Activity :: Search the data for "reference". Each line containing it is to be copied.

Material for this task ::
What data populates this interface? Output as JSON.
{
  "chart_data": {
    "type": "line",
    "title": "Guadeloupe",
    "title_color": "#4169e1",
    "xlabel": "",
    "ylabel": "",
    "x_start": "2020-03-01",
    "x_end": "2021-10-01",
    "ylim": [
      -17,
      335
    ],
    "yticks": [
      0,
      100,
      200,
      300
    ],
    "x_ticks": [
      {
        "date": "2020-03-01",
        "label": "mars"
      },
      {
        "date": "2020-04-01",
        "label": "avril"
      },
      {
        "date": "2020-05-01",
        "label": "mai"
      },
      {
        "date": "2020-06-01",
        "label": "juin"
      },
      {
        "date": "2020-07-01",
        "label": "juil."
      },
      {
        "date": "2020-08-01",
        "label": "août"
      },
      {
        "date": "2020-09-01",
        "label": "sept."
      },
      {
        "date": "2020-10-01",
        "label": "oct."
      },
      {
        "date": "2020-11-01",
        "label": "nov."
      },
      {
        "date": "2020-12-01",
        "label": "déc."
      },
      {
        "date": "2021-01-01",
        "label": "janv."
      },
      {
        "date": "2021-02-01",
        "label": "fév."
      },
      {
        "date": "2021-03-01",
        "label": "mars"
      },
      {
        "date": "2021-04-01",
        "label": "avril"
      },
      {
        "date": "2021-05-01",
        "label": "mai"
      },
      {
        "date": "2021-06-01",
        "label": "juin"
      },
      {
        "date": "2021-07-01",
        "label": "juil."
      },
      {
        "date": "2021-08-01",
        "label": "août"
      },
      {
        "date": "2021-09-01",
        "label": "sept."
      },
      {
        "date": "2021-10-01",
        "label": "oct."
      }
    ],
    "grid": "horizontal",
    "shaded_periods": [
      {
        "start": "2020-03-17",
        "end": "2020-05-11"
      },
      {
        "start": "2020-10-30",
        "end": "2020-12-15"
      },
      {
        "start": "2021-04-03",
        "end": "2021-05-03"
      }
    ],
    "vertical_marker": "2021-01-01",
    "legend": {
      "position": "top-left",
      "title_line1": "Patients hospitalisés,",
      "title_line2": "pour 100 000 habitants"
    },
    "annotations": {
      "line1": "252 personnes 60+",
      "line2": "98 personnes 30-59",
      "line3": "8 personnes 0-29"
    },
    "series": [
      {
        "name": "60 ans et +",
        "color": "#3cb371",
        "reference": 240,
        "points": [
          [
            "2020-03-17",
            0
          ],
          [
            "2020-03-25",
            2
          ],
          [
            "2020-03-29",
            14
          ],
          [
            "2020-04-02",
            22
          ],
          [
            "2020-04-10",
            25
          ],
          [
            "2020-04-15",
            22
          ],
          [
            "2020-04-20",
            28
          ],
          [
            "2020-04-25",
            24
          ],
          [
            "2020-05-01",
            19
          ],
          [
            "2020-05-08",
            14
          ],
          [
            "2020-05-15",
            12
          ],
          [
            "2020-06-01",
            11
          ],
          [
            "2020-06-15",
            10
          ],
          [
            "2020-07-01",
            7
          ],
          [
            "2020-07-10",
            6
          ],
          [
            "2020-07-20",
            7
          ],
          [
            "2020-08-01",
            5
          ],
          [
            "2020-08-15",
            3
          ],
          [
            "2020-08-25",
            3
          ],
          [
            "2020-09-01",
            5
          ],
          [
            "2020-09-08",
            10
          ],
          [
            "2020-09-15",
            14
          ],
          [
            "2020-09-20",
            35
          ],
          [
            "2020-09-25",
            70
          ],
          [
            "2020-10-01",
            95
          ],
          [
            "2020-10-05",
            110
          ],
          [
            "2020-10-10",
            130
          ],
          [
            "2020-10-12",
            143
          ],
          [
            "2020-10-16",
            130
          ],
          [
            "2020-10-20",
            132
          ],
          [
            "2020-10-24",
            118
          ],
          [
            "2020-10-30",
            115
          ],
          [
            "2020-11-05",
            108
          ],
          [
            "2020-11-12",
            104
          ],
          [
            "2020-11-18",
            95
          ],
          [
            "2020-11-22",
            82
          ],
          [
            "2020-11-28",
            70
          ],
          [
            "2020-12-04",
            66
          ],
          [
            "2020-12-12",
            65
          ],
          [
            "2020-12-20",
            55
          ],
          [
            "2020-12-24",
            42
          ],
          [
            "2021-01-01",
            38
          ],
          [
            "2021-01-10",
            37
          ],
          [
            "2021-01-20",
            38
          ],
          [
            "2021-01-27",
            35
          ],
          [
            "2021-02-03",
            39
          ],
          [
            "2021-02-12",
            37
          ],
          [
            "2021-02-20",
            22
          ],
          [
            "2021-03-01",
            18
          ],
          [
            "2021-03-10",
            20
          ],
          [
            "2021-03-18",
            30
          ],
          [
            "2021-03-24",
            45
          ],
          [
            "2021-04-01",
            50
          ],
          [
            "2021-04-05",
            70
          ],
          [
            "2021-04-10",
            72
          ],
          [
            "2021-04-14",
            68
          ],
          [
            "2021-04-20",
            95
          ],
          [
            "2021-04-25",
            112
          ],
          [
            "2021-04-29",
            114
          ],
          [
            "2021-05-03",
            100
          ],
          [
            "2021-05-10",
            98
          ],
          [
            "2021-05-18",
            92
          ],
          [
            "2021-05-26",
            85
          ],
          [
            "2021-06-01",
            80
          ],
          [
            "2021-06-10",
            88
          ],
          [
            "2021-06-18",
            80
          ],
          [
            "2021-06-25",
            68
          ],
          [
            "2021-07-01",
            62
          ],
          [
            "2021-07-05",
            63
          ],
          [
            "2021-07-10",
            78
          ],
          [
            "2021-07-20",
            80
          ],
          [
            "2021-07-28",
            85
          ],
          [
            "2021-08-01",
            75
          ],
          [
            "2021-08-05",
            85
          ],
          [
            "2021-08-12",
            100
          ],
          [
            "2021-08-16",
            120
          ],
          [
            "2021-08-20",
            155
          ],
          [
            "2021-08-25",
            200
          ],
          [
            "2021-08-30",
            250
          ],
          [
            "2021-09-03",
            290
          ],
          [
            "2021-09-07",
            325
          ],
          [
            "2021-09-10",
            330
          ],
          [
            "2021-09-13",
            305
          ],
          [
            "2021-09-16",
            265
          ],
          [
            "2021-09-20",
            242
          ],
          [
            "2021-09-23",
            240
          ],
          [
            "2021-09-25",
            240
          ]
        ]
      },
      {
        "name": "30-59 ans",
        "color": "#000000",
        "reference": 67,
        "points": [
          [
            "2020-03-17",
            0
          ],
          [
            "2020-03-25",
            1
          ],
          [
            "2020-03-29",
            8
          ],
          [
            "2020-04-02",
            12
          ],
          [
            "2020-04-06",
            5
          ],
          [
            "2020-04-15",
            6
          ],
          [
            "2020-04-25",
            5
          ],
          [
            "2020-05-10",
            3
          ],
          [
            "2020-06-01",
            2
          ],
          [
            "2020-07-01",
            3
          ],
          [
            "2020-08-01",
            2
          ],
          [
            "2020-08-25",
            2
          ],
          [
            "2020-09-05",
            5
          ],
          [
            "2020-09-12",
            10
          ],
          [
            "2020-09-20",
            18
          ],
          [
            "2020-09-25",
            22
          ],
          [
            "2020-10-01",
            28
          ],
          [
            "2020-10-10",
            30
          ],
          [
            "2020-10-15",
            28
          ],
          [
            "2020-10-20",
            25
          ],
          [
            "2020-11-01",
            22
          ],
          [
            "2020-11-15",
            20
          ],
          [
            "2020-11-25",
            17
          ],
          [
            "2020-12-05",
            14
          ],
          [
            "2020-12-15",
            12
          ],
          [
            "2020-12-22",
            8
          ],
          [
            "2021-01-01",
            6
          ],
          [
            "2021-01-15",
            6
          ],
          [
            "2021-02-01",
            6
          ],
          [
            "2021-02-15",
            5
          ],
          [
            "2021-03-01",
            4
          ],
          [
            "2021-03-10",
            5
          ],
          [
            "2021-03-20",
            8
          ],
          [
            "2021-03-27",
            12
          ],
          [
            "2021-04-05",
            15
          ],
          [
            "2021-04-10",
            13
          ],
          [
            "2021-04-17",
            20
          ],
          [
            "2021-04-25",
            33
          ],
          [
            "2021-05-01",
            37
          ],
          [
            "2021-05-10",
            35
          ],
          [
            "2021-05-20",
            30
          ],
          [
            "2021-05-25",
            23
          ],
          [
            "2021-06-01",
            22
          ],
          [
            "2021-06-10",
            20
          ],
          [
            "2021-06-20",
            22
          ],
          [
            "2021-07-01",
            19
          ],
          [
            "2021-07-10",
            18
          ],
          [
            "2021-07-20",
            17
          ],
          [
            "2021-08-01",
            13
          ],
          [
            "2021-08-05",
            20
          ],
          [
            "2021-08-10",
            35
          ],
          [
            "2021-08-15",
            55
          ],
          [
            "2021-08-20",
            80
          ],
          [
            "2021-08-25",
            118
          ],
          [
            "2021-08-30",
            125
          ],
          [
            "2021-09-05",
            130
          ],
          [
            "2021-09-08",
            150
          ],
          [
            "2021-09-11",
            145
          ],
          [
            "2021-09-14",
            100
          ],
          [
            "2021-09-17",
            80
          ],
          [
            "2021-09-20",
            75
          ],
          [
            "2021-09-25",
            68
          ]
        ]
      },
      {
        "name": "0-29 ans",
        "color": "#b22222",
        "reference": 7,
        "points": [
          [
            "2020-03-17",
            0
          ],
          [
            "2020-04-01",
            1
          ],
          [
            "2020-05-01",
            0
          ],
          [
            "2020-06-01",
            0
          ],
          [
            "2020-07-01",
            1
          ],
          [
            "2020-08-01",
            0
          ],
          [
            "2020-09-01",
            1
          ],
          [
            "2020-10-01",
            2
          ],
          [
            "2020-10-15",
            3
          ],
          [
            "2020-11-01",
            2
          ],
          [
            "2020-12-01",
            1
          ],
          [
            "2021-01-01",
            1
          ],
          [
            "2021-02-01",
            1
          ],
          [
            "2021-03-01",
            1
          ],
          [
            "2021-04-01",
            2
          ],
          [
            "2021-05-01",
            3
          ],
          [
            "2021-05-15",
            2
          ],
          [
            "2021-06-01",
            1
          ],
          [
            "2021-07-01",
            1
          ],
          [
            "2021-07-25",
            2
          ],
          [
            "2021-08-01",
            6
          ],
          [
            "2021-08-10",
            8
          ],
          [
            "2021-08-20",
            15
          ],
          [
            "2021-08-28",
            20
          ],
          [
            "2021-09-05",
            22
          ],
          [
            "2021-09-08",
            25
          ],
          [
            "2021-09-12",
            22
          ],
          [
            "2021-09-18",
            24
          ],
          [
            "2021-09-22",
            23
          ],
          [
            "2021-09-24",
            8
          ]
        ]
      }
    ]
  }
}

Your solution ::
        "reference": 240,
        "reference": 67,
        "reference": 7,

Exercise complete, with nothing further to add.